→ Available records:
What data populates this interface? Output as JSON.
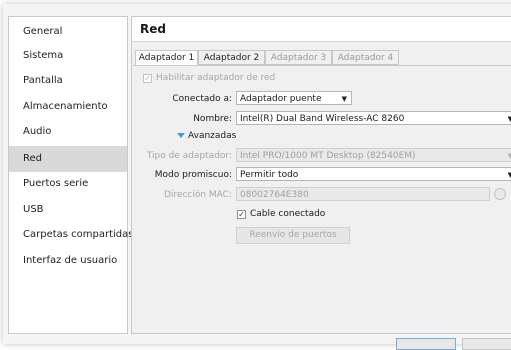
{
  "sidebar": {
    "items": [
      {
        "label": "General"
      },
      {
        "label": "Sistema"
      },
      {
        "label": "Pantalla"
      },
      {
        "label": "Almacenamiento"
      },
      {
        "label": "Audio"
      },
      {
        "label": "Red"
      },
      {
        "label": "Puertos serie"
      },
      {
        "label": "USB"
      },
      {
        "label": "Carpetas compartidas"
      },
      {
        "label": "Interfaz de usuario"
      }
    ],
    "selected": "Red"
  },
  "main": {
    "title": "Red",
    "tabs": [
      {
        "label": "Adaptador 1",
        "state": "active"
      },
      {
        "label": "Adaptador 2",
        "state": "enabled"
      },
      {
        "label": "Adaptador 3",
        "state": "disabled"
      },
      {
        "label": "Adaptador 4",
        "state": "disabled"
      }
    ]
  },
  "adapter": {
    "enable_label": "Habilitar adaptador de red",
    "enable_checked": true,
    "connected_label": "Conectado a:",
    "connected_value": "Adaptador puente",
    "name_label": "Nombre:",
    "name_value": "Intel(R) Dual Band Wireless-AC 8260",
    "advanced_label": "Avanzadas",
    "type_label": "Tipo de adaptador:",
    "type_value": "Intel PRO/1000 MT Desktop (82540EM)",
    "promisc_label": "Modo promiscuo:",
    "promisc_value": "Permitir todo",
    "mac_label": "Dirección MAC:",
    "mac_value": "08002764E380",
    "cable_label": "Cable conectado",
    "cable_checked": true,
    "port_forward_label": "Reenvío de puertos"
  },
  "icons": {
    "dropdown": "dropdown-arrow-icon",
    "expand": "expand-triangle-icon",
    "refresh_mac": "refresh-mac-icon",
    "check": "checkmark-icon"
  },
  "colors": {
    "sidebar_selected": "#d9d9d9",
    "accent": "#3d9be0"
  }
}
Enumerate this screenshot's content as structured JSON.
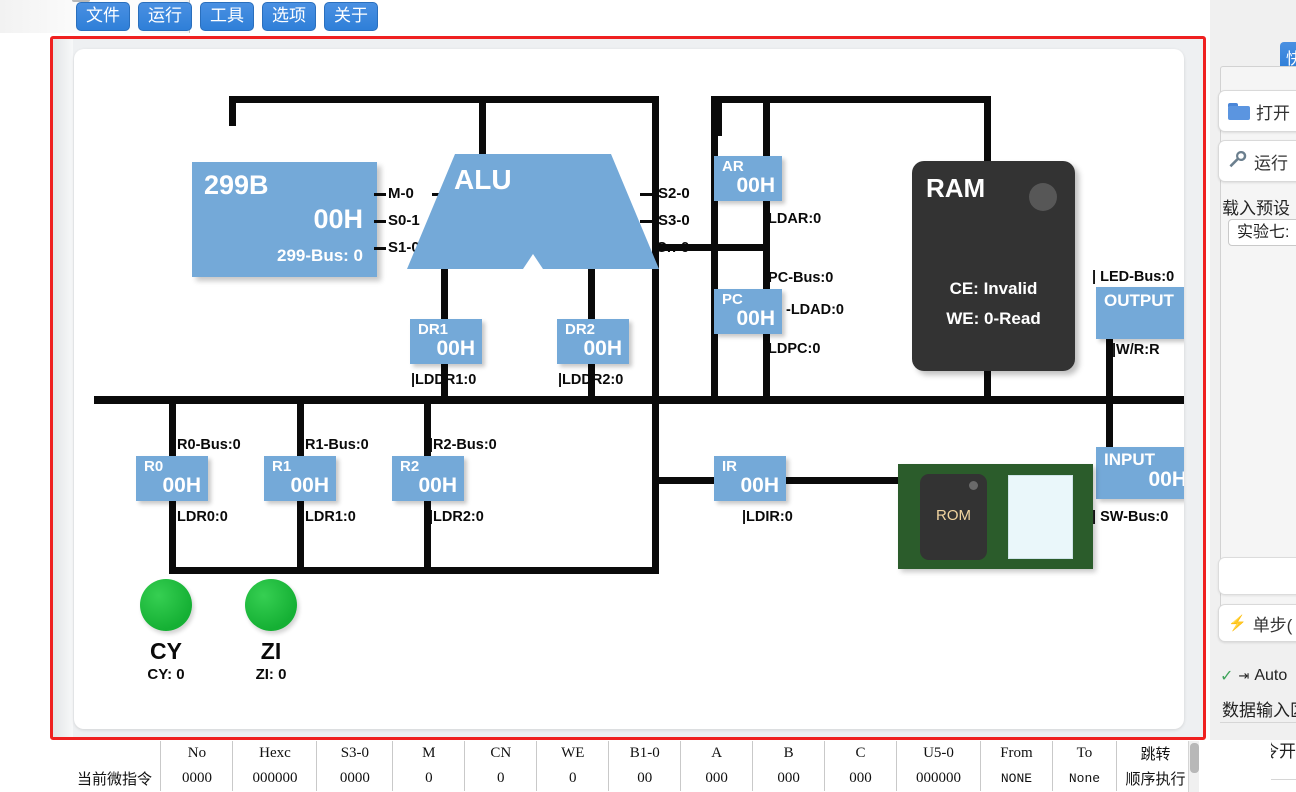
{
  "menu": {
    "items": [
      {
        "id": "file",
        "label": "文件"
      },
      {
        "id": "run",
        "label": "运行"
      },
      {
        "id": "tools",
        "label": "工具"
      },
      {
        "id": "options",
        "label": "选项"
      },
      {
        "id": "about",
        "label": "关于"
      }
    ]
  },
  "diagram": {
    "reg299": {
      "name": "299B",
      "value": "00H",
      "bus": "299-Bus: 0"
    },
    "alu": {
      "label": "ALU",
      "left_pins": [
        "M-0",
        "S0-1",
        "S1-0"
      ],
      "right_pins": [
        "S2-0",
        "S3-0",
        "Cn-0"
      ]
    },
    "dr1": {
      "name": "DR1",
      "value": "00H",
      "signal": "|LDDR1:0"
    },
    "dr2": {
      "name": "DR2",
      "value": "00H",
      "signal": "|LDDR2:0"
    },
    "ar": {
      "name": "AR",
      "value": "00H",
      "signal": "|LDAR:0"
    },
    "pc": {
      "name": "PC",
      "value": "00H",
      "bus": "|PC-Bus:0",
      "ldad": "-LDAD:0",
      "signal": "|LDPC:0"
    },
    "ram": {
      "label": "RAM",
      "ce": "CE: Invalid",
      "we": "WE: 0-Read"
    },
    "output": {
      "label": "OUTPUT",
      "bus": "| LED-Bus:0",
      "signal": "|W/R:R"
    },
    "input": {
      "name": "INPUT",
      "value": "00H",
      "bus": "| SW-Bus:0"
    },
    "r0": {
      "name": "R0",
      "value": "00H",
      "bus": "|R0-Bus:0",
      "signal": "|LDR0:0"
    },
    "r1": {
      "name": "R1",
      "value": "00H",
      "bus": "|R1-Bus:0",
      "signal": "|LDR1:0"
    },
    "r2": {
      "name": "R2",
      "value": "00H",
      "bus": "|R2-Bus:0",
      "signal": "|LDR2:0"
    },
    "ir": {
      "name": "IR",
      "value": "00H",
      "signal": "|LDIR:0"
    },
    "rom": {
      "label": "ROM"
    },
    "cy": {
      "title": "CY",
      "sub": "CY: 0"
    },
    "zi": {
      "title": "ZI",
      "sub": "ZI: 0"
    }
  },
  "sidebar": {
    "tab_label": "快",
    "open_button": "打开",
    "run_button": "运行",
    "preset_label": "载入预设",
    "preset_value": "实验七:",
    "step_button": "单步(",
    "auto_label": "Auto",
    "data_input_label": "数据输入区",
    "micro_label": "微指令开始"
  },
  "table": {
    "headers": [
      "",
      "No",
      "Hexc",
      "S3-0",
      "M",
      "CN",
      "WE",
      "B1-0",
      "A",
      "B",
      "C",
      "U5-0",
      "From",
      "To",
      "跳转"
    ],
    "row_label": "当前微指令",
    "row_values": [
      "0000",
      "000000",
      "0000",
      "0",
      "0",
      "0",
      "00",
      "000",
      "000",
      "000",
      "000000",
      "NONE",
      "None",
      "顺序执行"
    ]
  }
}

→ Stated goal: Gather every line from the entries above where the word "signal" appears, and copy them.

→ Written answer:
      "signal": "|LDDR1:0"
      "signal": "|LDDR2:0"
      "signal": "|LDAR:0"
      "signal": "|LDPC:0"
      "signal": "|W/R:R"
      "signal": "|LDR0:0"
      "signal": "|LDR1:0"
      "signal": "|LDR2:0"
      "signal": "|LDIR:0"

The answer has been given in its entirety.